--- start of Supplied data ---

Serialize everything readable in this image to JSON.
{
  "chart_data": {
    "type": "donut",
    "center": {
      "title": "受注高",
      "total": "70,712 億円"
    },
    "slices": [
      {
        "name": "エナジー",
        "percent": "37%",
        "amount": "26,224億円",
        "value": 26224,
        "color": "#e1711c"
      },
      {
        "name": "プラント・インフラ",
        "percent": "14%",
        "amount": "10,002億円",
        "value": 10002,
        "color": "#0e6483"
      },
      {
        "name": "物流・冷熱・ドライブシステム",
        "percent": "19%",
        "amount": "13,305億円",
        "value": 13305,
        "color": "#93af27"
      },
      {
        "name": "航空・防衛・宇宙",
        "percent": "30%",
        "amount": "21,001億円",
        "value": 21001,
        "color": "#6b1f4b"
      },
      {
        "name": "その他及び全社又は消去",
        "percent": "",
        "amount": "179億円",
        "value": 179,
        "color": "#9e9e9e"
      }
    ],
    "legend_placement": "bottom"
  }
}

--- end of Supplied data ---

Your objective: Copy out each line exactly.

In response:
Serialize everything readable in this image to JSON.
{
  "chart_data": {
    "type": "donut",
    "center": {
      "title": "受注高",
      "total": "70,712 億円"
    },
    "slices": [
      {
        "name": "エナジー",
        "percent": "37%",
        "amount": "26,224億円",
        "value": 26224,
        "color": "#e1711c"
      },
      {
        "name": "プラント・インフラ",
        "percent": "14%",
        "amount": "10,002億円",
        "value": 10002,
        "color": "#0e6483"
      },
      {
        "name": "物流・冷熱・ドライブシステム",
        "percent": "19%",
        "amount": "13,305億円",
        "value": 13305,
        "color": "#93af27"
      },
      {
        "name": "航空・防衛・宇宙",
        "percent": "30%",
        "amount": "21,001億円",
        "value": 21001,
        "color": "#6b1f4b"
      },
      {
        "name": "その他及び全社又は消去",
        "percent": "",
        "amount": "179億円",
        "value": 179,
        "color": "#9e9e9e"
      }
    ],
    "legend_placement": "bottom"
  }
}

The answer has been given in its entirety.